------ TEXTO DE REFERÊNCIA ------

Na base da proposta de “educar para a cidadania planetária”, está o paradigma Terra, isto é, a concepção de uma comunidade humana una e diversa. Está o desafio de realizar uma profunda revisão dos nossos currículos e dos processos educativos. Exige a compreensão de que o contexto local está mais complexo porque nele, cada vez mais, está presente o global. Agir sobre este implica considerar as interferências daquele. A comunidade é, ao mesmo tempo, local e global. Precisamos de uma reorientação de nossa visão de mundo, do sentido de nossa existência, da forma como compreendemos a vida: a nossa, as outras formas de vida e a do próprio planeta Terra.
 
O conceito de cidadania planetária tem a ver com a consciência, cada vez mais necessária, de que temos uma identidade terrena, somos terráqueos, temos um destino comum como seres humanos. E não só: somos seres que fazemos parte de outro ser, a Terra, que é também um ser vivo e em evolução, que nos acolhe e nos mantém vivos e se mantém vivo. Somos Terra.
 
A esse sonho possível de uma única comunidade humana, chamamos de “planetarização”. Ela se opõe radicalmente à globalização que exclui, segrega, degrada, divide o mundo em globalizados e não globalizados; ela promove a guerra e coloca em risco a sobrevivência do próprio planeta e de nossa espécie.
 
No processo de construção da planetarização, a educação joga um papel fundamental. Por meio dela, formamos seres humanos capazes de perceber a interdependência, seja entre nós, terráqueos, seja entre todas as formas de vida; estejam elas na água, no ar ou na terra; estejam elas próximas ou distante de nós, visíveis ou imperceptíveis.
 
A educação germina sonhos, constrói desejos, sentido e esperança. Por meio dela somos capazes de construir, no local e no global, a comunidade de iguais, promotora da cultura da paz, da justiça social e da sustentabilidade. Não estamos falando de qualquer educação. Falamos daquela que caminha na direção de um “outro mundo possível”. Ela é imprescindível. Sem ela, o sonho da transformação social, do respeito à Gaia, à vida, não se realiza. Esse é um processo que deve dar-se ao longo da vida e começa desde a infância.

------ EXTRATO DE DADOS ------

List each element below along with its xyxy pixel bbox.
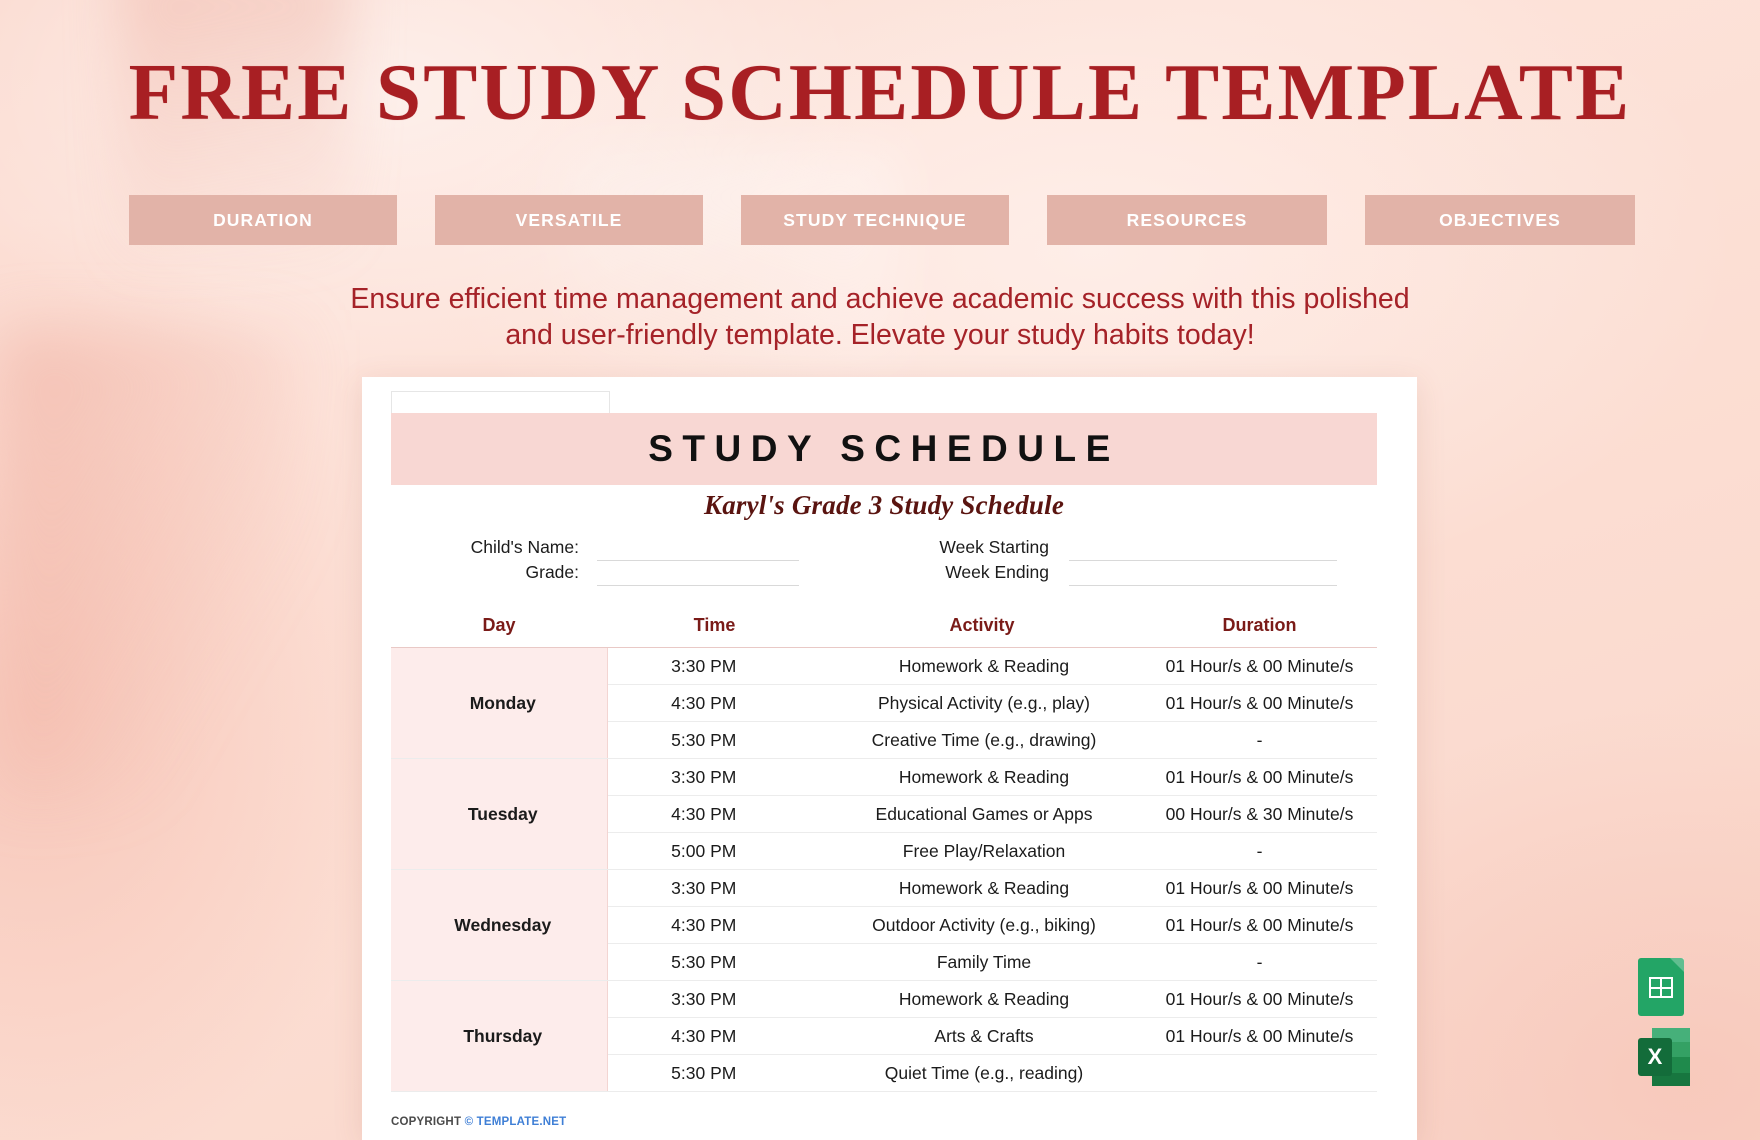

------
------ EXTRATO DE DADOS ------

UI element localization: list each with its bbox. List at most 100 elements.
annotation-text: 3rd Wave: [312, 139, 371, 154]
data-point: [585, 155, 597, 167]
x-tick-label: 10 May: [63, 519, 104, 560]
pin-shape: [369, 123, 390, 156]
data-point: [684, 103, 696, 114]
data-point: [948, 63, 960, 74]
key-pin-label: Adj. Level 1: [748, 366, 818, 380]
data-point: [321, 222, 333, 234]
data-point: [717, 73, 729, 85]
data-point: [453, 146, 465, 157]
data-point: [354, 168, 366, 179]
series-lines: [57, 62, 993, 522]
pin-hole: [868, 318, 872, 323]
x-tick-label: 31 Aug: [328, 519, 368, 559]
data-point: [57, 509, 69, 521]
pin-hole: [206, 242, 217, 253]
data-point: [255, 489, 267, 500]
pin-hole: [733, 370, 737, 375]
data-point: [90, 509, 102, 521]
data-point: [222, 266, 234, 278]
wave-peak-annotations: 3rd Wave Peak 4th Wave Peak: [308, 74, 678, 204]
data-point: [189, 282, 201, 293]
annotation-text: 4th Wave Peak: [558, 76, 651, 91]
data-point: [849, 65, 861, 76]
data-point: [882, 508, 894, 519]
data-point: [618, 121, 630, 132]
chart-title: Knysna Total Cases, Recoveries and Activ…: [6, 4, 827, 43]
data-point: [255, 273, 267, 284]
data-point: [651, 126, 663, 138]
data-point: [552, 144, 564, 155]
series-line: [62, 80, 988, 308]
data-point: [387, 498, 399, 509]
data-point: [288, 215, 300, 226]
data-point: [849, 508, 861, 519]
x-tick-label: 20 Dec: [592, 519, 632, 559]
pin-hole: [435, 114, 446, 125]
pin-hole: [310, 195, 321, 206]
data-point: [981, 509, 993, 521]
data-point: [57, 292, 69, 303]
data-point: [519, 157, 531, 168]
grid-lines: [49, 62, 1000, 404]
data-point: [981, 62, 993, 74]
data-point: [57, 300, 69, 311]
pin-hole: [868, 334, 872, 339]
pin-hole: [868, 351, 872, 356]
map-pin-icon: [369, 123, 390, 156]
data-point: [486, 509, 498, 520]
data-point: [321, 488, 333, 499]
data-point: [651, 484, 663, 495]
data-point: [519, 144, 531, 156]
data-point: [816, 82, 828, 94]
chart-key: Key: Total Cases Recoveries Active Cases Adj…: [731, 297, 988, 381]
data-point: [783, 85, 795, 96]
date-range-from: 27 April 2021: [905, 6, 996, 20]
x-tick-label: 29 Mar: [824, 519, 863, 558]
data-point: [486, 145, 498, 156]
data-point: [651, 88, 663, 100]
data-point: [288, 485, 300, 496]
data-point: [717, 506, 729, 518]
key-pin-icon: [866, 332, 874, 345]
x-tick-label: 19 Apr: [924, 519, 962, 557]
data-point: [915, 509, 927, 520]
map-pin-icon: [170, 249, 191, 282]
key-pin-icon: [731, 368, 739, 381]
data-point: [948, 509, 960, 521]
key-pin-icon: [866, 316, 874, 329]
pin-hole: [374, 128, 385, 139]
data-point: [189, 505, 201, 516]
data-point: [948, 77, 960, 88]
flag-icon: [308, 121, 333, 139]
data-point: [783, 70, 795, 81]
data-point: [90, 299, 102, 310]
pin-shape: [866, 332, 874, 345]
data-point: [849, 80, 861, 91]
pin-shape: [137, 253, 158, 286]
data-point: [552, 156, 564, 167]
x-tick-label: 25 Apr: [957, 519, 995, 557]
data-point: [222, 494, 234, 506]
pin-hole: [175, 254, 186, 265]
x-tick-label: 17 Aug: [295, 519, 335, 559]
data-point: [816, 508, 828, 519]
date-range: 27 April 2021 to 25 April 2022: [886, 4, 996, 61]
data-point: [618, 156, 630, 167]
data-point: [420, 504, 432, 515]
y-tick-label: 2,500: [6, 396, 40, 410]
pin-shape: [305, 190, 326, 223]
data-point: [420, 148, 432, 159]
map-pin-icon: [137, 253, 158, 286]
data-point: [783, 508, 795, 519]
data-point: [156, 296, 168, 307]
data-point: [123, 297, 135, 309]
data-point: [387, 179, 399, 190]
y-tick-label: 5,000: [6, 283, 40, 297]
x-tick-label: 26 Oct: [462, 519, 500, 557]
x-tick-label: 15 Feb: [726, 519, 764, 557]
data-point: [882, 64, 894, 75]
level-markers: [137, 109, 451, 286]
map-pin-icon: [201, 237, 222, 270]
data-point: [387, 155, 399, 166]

------

◆ EXERCÍCIOS PROPOSTOS:
[A] Segundo o texto sobre cidadania planetária, a comunidade de iguais é promotora de quais elementos? Liste todos.
[B] Quantas linhas das entradas contêm a palavra "Wave"? Responda apenas com o número.

◆ RESPOSTAS DOS EXERCÍCIOS:
[A] A cultura da paz, a justiça social e a sustentabilidade.

[B] 3